▶ Exercise details:
Pick out each line below containing "广东云浮".

[Extracted data entries]
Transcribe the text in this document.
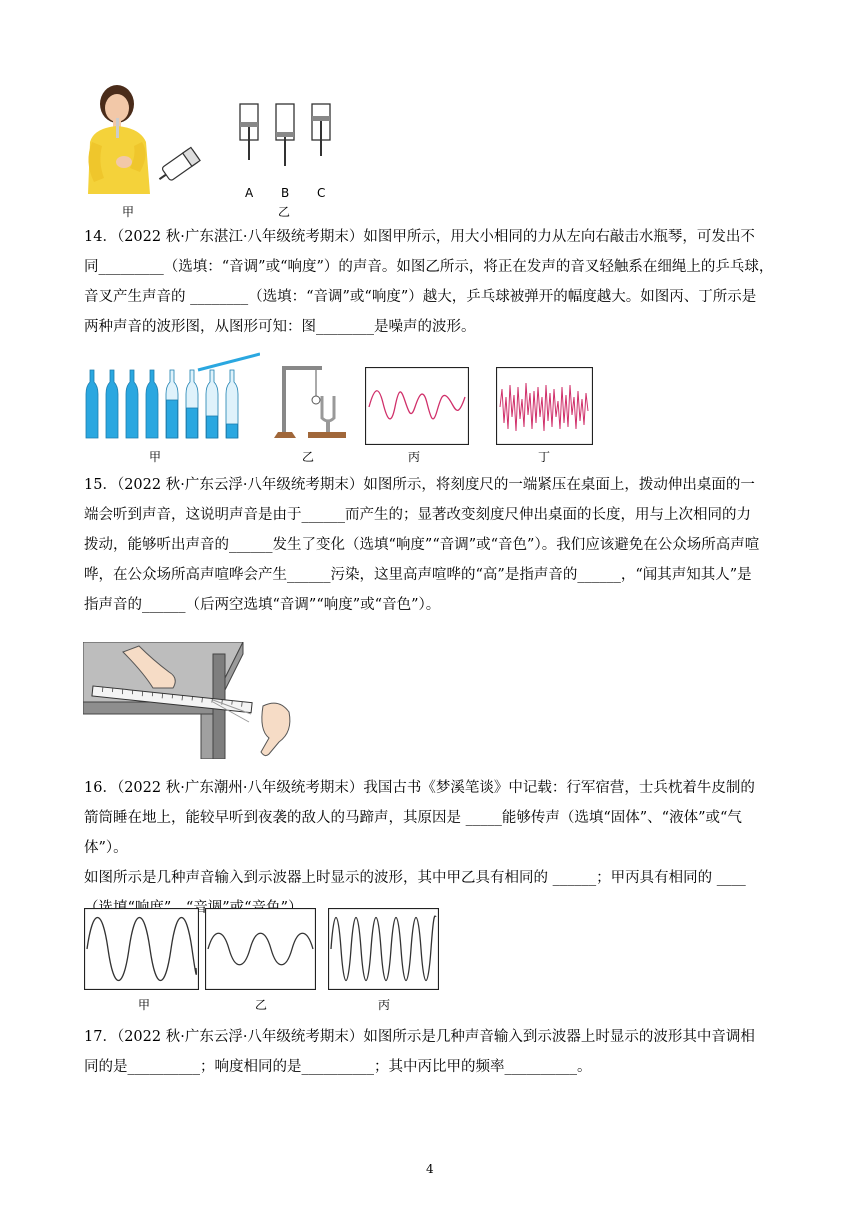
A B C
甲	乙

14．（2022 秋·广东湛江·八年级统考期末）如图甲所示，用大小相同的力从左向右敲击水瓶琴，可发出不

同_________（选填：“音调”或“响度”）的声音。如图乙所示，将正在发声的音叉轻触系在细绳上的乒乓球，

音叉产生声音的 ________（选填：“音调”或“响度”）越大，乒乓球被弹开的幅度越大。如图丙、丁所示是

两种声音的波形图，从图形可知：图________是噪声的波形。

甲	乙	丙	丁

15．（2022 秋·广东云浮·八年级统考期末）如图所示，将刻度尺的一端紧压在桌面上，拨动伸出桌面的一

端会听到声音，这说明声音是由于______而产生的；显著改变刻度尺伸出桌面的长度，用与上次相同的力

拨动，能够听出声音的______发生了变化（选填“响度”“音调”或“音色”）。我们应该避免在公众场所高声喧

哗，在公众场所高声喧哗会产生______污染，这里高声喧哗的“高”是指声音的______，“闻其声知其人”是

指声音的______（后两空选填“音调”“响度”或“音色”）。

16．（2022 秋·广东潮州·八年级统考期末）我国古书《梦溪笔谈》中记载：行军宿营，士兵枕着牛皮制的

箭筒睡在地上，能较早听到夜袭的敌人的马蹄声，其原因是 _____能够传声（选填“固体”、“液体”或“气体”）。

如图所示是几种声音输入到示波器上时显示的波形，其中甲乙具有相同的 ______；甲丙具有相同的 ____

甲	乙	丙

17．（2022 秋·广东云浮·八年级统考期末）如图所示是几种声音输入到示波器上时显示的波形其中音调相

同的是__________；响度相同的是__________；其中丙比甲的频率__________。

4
--
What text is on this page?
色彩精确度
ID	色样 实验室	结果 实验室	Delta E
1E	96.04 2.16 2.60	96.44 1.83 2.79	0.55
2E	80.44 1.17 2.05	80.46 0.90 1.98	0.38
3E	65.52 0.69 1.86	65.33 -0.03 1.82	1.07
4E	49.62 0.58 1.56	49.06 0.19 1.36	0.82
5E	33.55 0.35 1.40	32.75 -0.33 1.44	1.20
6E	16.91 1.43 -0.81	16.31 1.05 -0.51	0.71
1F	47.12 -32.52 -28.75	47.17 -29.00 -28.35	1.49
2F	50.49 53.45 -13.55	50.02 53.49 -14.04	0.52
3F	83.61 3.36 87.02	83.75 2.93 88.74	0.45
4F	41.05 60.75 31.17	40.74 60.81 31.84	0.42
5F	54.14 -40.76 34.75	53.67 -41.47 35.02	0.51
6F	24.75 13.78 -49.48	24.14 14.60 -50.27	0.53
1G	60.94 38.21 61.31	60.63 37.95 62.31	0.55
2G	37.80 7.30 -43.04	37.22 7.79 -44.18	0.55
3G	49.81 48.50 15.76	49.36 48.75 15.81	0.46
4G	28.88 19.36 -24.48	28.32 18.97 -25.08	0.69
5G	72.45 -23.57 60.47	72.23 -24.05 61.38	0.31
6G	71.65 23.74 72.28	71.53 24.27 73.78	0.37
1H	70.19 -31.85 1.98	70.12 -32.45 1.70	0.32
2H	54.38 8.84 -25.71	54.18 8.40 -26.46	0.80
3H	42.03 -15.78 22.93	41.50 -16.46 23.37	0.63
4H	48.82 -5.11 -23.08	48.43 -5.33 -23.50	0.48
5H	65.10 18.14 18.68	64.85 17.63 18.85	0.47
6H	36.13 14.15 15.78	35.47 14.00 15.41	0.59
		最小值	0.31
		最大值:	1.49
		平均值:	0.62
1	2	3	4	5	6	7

▶ Task result:
15．（2022 秋·广东云浮·八年级统考期末）如图所示，将刻度尺的一端紧压在桌面上，拨动伸出桌面的一
17．（2022 秋·广东云浮·八年级统考期末）如图所示是几种声音输入到示波器上时显示的波形其中音调相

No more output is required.